**Information given**:

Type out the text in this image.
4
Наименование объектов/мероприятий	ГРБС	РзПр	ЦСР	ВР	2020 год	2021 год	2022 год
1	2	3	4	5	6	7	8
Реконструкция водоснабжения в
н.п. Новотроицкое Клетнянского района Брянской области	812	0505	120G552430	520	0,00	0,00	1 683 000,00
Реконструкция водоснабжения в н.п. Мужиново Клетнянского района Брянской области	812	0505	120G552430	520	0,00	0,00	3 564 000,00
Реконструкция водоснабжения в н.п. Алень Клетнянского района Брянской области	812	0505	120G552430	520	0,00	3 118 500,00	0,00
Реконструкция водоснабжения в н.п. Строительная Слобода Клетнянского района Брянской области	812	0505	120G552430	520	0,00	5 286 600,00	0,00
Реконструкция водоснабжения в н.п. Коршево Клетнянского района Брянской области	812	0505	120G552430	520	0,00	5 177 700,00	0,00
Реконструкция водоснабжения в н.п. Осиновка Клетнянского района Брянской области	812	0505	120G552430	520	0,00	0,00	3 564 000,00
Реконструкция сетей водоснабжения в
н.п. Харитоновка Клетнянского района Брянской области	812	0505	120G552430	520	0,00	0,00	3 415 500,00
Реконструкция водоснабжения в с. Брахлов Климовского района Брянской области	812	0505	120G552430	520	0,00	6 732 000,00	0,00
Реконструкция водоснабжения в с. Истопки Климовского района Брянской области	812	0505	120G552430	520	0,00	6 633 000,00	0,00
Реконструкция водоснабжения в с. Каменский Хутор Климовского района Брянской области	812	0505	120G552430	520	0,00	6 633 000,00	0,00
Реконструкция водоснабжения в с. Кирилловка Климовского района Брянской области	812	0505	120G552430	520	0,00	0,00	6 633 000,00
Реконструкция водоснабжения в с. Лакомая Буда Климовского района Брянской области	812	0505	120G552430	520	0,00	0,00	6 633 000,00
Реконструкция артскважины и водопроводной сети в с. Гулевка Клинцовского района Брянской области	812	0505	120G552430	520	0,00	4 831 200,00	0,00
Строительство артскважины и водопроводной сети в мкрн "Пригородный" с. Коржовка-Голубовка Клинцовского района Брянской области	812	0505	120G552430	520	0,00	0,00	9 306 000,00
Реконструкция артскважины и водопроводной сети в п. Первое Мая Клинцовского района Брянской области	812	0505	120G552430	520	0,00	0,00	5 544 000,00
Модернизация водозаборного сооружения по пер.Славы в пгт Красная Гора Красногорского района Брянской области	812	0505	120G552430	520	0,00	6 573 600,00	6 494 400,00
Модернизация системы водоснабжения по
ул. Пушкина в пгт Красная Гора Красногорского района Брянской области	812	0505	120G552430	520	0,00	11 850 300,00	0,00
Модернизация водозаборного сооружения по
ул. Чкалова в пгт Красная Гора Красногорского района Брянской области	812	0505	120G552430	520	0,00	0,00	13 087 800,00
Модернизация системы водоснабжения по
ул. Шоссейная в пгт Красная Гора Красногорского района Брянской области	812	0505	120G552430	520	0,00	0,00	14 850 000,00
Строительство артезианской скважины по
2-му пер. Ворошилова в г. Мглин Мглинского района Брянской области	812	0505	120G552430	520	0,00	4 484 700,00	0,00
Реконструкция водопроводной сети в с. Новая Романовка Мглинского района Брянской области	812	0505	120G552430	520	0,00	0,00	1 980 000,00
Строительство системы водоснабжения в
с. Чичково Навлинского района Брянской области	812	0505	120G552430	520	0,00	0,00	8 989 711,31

**Problem statement**: Find the word "Красногорского" in the entries above and gather every line that holds it.

**Complete response**:
Модернизация водозаборного сооружения по пер.Славы в пгт Красная Гора Красногорского района Брянской области	812	0505	120G552430	520	0,00	6 573 600,00	6 494 400,00
ул. Пушкина в пгт Красная Гора Красногорского района Брянской области	812	0505	120G552430	520	0,00	11 850 300,00	0,00
ул. Чкалова в пгт Красная Гора Красногорского района Брянской области	812	0505	120G552430	520	0,00	0,00	13 087 800,00
ул. Шоссейная в пгт Красная Гора Красногорского района Брянской области	812	0505	120G552430	520	0,00	0,00	14 850 000,00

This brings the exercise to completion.